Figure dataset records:
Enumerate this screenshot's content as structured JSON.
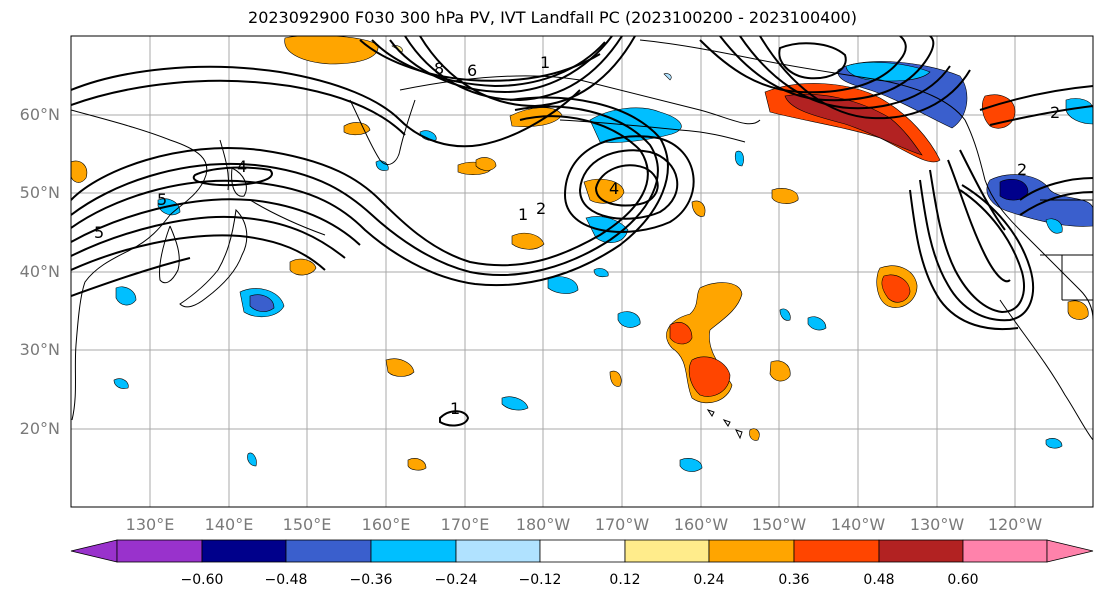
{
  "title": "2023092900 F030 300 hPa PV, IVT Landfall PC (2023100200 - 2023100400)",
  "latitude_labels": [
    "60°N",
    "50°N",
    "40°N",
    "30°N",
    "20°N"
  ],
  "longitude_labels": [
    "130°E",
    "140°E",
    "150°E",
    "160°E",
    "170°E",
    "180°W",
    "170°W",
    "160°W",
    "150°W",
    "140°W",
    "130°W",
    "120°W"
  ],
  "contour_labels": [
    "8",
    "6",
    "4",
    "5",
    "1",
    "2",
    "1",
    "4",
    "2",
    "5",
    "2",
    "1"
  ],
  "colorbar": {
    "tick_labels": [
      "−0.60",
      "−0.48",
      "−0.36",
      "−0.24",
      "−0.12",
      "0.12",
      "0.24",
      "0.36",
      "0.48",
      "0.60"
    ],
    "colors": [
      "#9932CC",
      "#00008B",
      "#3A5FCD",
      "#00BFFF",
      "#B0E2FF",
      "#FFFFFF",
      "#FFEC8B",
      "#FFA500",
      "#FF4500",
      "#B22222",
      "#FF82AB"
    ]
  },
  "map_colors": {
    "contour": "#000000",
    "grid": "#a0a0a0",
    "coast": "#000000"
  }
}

**What is being asked**. Retype every record above exactly as written, but leave out the pictures.

**Answer to this exercise**.
Enumerate this screenshot's content as structured JSON.
{
  "title": "2023092900 F030 300 hPa PV, IVT Landfall PC (2023100200 - 2023100400)",
  "latitude_labels": [
    "60°N",
    "50°N",
    "40°N",
    "30°N",
    "20°N"
  ],
  "longitude_labels": [
    "130°E",
    "140°E",
    "150°E",
    "160°E",
    "170°E",
    "180°W",
    "170°W",
    "160°W",
    "150°W",
    "140°W",
    "130°W",
    "120°W"
  ],
  "contour_labels": [
    "8",
    "6",
    "4",
    "5",
    "1",
    "2",
    "1",
    "4",
    "2",
    "5",
    "2",
    "1"
  ],
  "colorbar": {
    "tick_labels": [
      "−0.60",
      "−0.48",
      "−0.36",
      "−0.24",
      "−0.12",
      "0.12",
      "0.24",
      "0.36",
      "0.48",
      "0.60"
    ],
    "colors": [
      "#9932CC",
      "#00008B",
      "#3A5FCD",
      "#00BFFF",
      "#B0E2FF",
      "#FFFFFF",
      "#FFEC8B",
      "#FFA500",
      "#FF4500",
      "#B22222",
      "#FF82AB"
    ]
  },
  "map_colors": {
    "contour": "#000000",
    "grid": "#a0a0a0",
    "coast": "#000000"
  }
}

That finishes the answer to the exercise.